MATERIAL FOR THE TASK
★ ★ ★ ★ ★

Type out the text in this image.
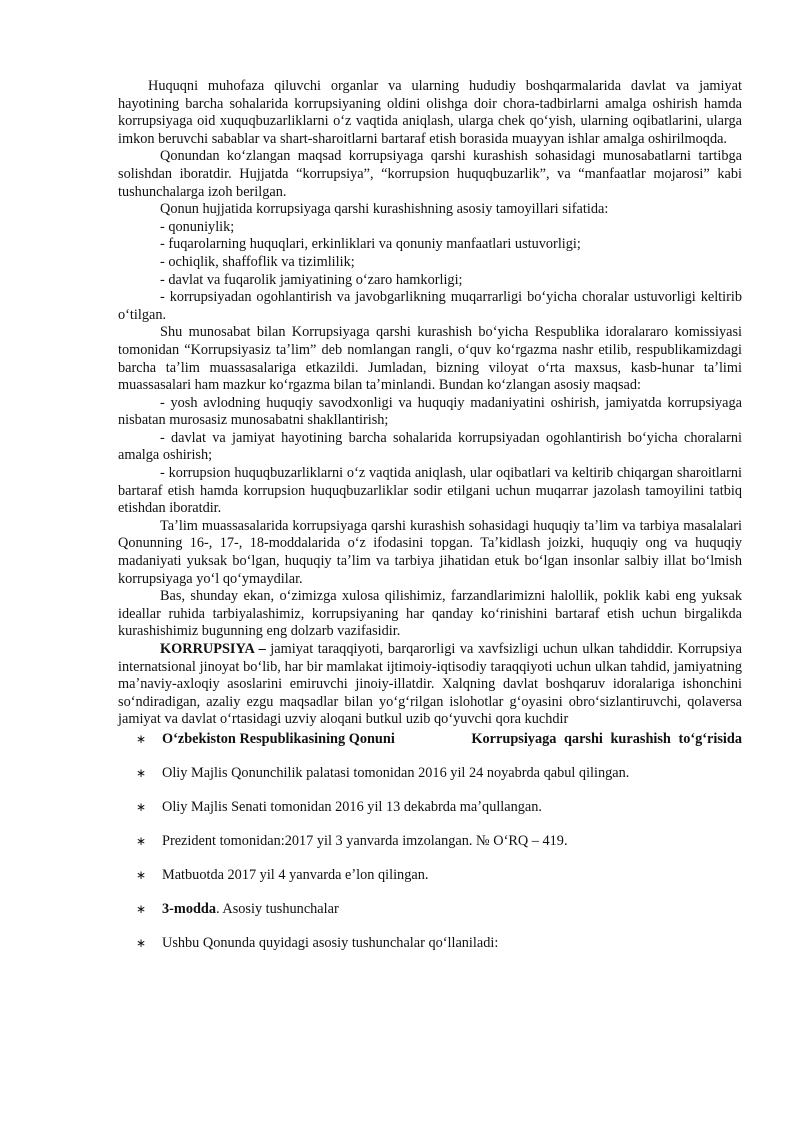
Huquqni muhofaza qiluvchi organlar va ularning hududiy boshqarmalarida davlat va jamiyat hayotining barcha sohalarida korrupsiyaning oldini olishga doir chora-tadbirlarni amalga oshirish hamda korrupsiyaga oid xuquqbuzarliklarni oʻz vaqtida aniqlash, ularga chek qoʻyish, ularning oqibatlarini, ularga imkon beruvchi sabablar va shart-sharoitlarni bartaraf etish borasida muayyan ishlar amalga oshirilmoqda.

Qonundan koʻzlangan maqsad korrupsiyaga qarshi kurashish sohasidagi munosabatlarni tartibga solishdan iboratdir. Hujjatda “korrupsiya”, “korrupsion huquqbuzarlik”, va “manfaatlar mojarosi” kabi tushunchalarga izoh berilgan.

Qonun hujjatida korrupsiyaga qarshi kurashishning asosiy tamoyillari sifatida:

- qonuniylik;

- fuqarolarning huquqlari, erkinliklari va qonuniy manfaatlari ustuvorligi;

- ochiqlik, shaffoflik va tizimlilik;

- davlat va fuqarolik jamiyatining oʻzaro hamkorligi;

- korrupsiyadan ogohlantirish va javobgarlikning muqarrarligi boʻyicha choralar ustuvorligi keltirib oʻtilgan.

Shu munosabat bilan Korrupsiyaga qarshi kurashish boʻyicha Respublika idoralararo komissiyasi tomonidan “Korrupsiyasiz taʼlim” deb nomlangan rangli, oʻquv koʻrgazma nashr etilib, respublikamizdagi barcha taʼlim muassasalariga etkazildi. Jumladan, bizning viloyat oʻrta maxsus, kasb-hunar taʼlimi muassasalari ham mazkur koʻrgazma bilan taʼminlandi. Bundan koʻzlangan asosiy maqsad:

- yosh avlodning huquqiy savodxonligi va huquqiy madaniyatini oshirish, jamiyatda korrupsiyaga nisbatan murosasiz munosabatni shakllantirish;

- davlat va jamiyat hayotining barcha sohalarida korrupsiyadan ogohlantirish boʻyicha choralarni amalga oshirish;

- korrupsion huquqbuzarliklarni oʻz vaqtida aniqlash, ular oqibatlari va keltirib chiqargan sharoitlarni bartaraf etish hamda korrupsion huquqbuzarliklar sodir etilgani uchun muqarrar jazolash tamoyilini tatbiq etishdan iboratdir.

Taʼlim muassasalarida korrupsiyaga qarshi kurashish sohasidagi huquqiy taʼlim va tarbiya masalalari Qonunning 16-, 17-, 18-moddalarida oʻz ifodasini topgan. Taʼkidlash joizki, huquqiy ong va huquqiy madaniyati yuksak boʻlgan, huquqiy taʼlim va tarbiya jihatidan etuk boʻlgan insonlar salbiy illat boʻlmish korrupsiyaga yoʻl qoʻymaydilar.

Bas, shunday ekan, oʻzimizga xulosa qilishimiz, farzandlarimizni halollik, poklik kabi eng yuksak ideallar ruhida tarbiyalashimiz, korrupsiyaning har qanday koʻrinishini bartaraf etish uchun birgalikda kurashishimiz bugunning eng dolzarb vazifasidir.

KORRUPSIYA – jamiyat taraqqiyoti, barqarorligi va xavfsizligi uchun ulkan tahdiddir. Korrupsiya internatsional jinoyat boʻlib, har bir mamlakat ijtimoiy-iqtisodiy taraqqiyoti uchun ulkan tahdid, jamiyatning maʼnaviy-axloqiy asoslarini emiruvchi jinoiy-illatdir. Xalqning davlat boshqaruv idoralariga ishonchini soʻndiradigan, azaliy ezgu maqsadlar bilan yoʻgʻrilgan islohotlar gʻoyasini obroʻsizlantiruvchi, qolaversa jamiyat va davlat oʻrtasidagi uzviy aloqani butkul uzib qoʻyuvchi qora kuchdir

∗ Oʻzbekiston Respublikasining Qonuni	Korrupsiyaga qarshi kurashish toʻgʻrisida
∗ Oliy Majlis Qonunchilik palatasi tomonidan 2016 yil 24 noyabrda qabul qilingan.
∗ Oliy Majlis Senati tomonidan 2016 yil 13 dekabrda maʼqullangan.
∗ Prezident tomonidan:2017 yil 3 yanvarda imzolangan. № OʻRQ – 419.
∗ Matbuotda 2017 yil 4 yanvarda eʼlon qilingan.
∗ 3-modda. Asosiy tushunchalar
∗ Ushbu Qonunda quyidagi asosiy tushunchalar qoʻllaniladi:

★ ★ ★ ★ ★

GIVEN EXERCISE
Find the lines of the material that hold the word "amalga" and report their count alone.

FULL ANSWER
2